▼

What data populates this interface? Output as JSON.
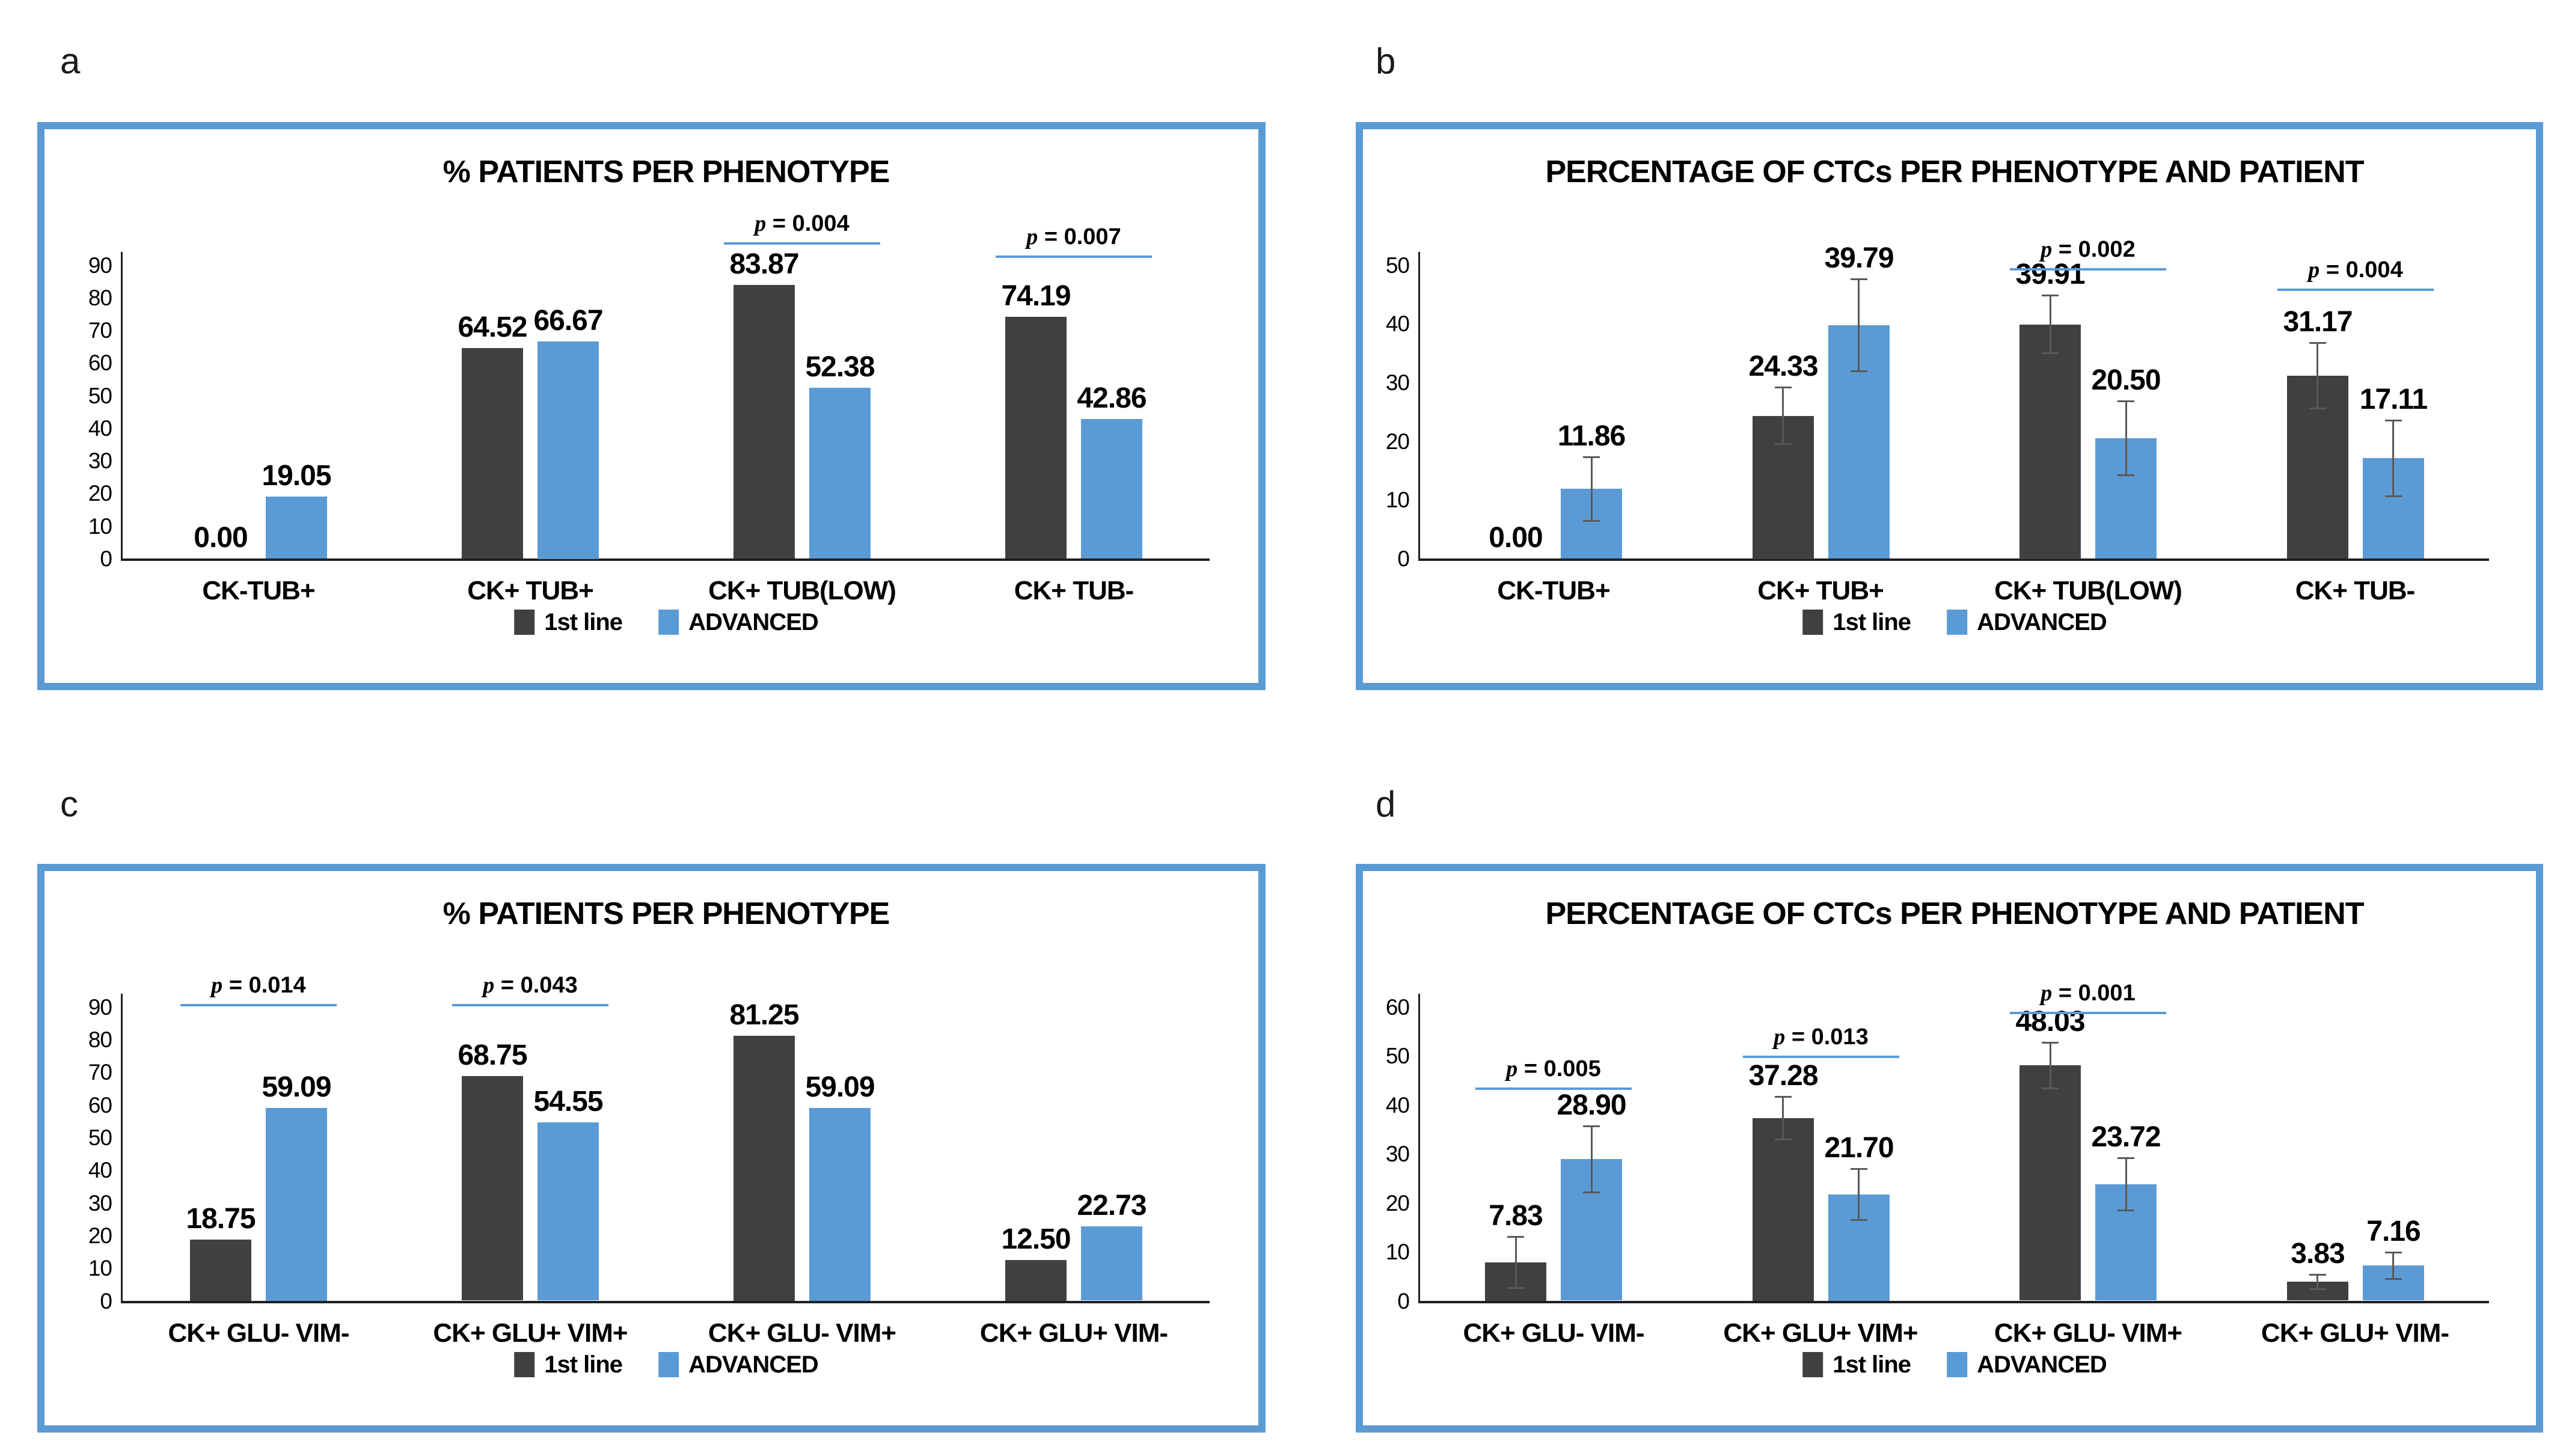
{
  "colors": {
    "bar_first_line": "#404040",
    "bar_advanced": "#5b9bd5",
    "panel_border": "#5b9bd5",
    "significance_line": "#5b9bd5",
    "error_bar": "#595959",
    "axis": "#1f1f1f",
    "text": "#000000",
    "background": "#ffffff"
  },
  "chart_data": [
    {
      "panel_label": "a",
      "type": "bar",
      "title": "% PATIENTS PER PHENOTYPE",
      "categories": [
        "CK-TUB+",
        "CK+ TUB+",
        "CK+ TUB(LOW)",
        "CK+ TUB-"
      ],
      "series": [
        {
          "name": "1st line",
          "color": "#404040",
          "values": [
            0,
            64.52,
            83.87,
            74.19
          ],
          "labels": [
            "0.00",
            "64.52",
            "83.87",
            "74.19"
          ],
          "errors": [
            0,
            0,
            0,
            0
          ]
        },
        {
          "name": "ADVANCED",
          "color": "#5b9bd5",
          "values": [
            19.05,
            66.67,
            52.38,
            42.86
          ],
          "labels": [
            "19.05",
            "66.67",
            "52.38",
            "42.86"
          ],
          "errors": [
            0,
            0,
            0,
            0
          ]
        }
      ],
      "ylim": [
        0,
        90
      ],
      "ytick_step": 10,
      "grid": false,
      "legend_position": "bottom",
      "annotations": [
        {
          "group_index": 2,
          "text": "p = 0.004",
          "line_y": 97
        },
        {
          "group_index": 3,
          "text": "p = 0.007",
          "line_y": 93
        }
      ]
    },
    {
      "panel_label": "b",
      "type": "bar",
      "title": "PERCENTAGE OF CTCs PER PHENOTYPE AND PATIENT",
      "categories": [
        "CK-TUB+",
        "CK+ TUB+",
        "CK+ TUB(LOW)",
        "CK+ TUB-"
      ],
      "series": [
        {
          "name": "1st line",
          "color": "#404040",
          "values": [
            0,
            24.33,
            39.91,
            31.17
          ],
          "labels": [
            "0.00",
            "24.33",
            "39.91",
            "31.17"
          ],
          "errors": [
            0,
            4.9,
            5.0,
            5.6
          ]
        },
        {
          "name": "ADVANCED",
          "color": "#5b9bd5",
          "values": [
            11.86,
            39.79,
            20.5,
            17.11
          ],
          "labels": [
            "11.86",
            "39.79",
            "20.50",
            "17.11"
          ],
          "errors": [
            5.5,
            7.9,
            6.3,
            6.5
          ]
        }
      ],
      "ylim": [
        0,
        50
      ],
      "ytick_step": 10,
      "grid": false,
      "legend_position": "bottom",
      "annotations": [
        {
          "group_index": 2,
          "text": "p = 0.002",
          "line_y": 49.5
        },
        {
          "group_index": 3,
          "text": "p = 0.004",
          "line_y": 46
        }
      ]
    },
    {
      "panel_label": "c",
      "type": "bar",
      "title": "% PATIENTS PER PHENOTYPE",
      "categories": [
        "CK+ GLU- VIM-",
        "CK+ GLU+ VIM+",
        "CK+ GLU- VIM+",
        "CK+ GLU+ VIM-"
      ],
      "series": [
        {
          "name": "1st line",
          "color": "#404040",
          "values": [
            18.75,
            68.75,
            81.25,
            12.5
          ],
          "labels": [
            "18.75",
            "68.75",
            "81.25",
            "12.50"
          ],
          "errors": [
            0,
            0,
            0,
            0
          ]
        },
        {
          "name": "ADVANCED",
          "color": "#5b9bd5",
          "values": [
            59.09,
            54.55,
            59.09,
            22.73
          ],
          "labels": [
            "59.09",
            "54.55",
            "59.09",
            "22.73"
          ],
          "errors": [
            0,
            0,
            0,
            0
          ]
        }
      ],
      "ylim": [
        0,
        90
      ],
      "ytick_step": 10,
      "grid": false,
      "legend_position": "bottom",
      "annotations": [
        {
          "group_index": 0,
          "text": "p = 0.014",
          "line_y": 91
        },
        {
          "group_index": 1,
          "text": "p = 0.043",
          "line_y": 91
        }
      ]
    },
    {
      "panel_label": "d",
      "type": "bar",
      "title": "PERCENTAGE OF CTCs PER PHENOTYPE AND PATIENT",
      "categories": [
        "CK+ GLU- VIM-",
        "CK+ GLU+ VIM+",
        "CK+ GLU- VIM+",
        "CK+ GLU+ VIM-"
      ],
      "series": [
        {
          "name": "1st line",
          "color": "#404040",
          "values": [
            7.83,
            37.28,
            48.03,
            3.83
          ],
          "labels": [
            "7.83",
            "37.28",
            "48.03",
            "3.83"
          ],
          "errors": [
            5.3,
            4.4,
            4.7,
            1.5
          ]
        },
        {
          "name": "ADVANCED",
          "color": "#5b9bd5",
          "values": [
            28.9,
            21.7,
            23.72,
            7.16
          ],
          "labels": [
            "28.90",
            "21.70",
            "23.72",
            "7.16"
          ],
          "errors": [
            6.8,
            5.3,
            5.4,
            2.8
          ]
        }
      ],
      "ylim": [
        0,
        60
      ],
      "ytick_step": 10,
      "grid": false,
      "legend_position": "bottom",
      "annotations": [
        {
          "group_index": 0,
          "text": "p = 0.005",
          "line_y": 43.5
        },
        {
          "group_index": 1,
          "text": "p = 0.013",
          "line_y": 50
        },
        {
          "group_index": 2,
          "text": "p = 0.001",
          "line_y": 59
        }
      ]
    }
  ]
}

▲

- **Problem details**: Leaving the images out, print the records above exactly.

- **Your response**:
What data populates this interface? Output as JSON.
{
  "colors": {
    "bar_first_line": "#404040",
    "bar_advanced": "#5b9bd5",
    "panel_border": "#5b9bd5",
    "significance_line": "#5b9bd5",
    "error_bar": "#595959",
    "axis": "#1f1f1f",
    "text": "#000000",
    "background": "#ffffff"
  },
  "chart_data": [
    {
      "panel_label": "a",
      "type": "bar",
      "title": "% PATIENTS PER PHENOTYPE",
      "categories": [
        "CK-TUB+",
        "CK+ TUB+",
        "CK+ TUB(LOW)",
        "CK+ TUB-"
      ],
      "series": [
        {
          "name": "1st line",
          "color": "#404040",
          "values": [
            0,
            64.52,
            83.87,
            74.19
          ],
          "labels": [
            "0.00",
            "64.52",
            "83.87",
            "74.19"
          ],
          "errors": [
            0,
            0,
            0,
            0
          ]
        },
        {
          "name": "ADVANCED",
          "color": "#5b9bd5",
          "values": [
            19.05,
            66.67,
            52.38,
            42.86
          ],
          "labels": [
            "19.05",
            "66.67",
            "52.38",
            "42.86"
          ],
          "errors": [
            0,
            0,
            0,
            0
          ]
        }
      ],
      "ylim": [
        0,
        90
      ],
      "ytick_step": 10,
      "grid": false,
      "legend_position": "bottom",
      "annotations": [
        {
          "group_index": 2,
          "text": "p = 0.004",
          "line_y": 97
        },
        {
          "group_index": 3,
          "text": "p = 0.007",
          "line_y": 93
        }
      ]
    },
    {
      "panel_label": "b",
      "type": "bar",
      "title": "PERCENTAGE OF CTCs PER PHENOTYPE AND PATIENT",
      "categories": [
        "CK-TUB+",
        "CK+ TUB+",
        "CK+ TUB(LOW)",
        "CK+ TUB-"
      ],
      "series": [
        {
          "name": "1st line",
          "color": "#404040",
          "values": [
            0,
            24.33,
            39.91,
            31.17
          ],
          "labels": [
            "0.00",
            "24.33",
            "39.91",
            "31.17"
          ],
          "errors": [
            0,
            4.9,
            5.0,
            5.6
          ]
        },
        {
          "name": "ADVANCED",
          "color": "#5b9bd5",
          "values": [
            11.86,
            39.79,
            20.5,
            17.11
          ],
          "labels": [
            "11.86",
            "39.79",
            "20.50",
            "17.11"
          ],
          "errors": [
            5.5,
            7.9,
            6.3,
            6.5
          ]
        }
      ],
      "ylim": [
        0,
        50
      ],
      "ytick_step": 10,
      "grid": false,
      "legend_position": "bottom",
      "annotations": [
        {
          "group_index": 2,
          "text": "p = 0.002",
          "line_y": 49.5
        },
        {
          "group_index": 3,
          "text": "p = 0.004",
          "line_y": 46
        }
      ]
    },
    {
      "panel_label": "c",
      "type": "bar",
      "title": "% PATIENTS PER PHENOTYPE",
      "categories": [
        "CK+ GLU- VIM-",
        "CK+ GLU+ VIM+",
        "CK+ GLU- VIM+",
        "CK+ GLU+ VIM-"
      ],
      "series": [
        {
          "name": "1st line",
          "color": "#404040",
          "values": [
            18.75,
            68.75,
            81.25,
            12.5
          ],
          "labels": [
            "18.75",
            "68.75",
            "81.25",
            "12.50"
          ],
          "errors": [
            0,
            0,
            0,
            0
          ]
        },
        {
          "name": "ADVANCED",
          "color": "#5b9bd5",
          "values": [
            59.09,
            54.55,
            59.09,
            22.73
          ],
          "labels": [
            "59.09",
            "54.55",
            "59.09",
            "22.73"
          ],
          "errors": [
            0,
            0,
            0,
            0
          ]
        }
      ],
      "ylim": [
        0,
        90
      ],
      "ytick_step": 10,
      "grid": false,
      "legend_position": "bottom",
      "annotations": [
        {
          "group_index": 0,
          "text": "p = 0.014",
          "line_y": 91
        },
        {
          "group_index": 1,
          "text": "p = 0.043",
          "line_y": 91
        }
      ]
    },
    {
      "panel_label": "d",
      "type": "bar",
      "title": "PERCENTAGE OF CTCs PER PHENOTYPE AND PATIENT",
      "categories": [
        "CK+ GLU- VIM-",
        "CK+ GLU+ VIM+",
        "CK+ GLU- VIM+",
        "CK+ GLU+ VIM-"
      ],
      "series": [
        {
          "name": "1st line",
          "color": "#404040",
          "values": [
            7.83,
            37.28,
            48.03,
            3.83
          ],
          "labels": [
            "7.83",
            "37.28",
            "48.03",
            "3.83"
          ],
          "errors": [
            5.3,
            4.4,
            4.7,
            1.5
          ]
        },
        {
          "name": "ADVANCED",
          "color": "#5b9bd5",
          "values": [
            28.9,
            21.7,
            23.72,
            7.16
          ],
          "labels": [
            "28.90",
            "21.70",
            "23.72",
            "7.16"
          ],
          "errors": [
            6.8,
            5.3,
            5.4,
            2.8
          ]
        }
      ],
      "ylim": [
        0,
        60
      ],
      "ytick_step": 10,
      "grid": false,
      "legend_position": "bottom",
      "annotations": [
        {
          "group_index": 0,
          "text": "p = 0.005",
          "line_y": 43.5
        },
        {
          "group_index": 1,
          "text": "p = 0.013",
          "line_y": 50
        },
        {
          "group_index": 2,
          "text": "p = 0.001",
          "line_y": 59
        }
      ]
    }
  ]
}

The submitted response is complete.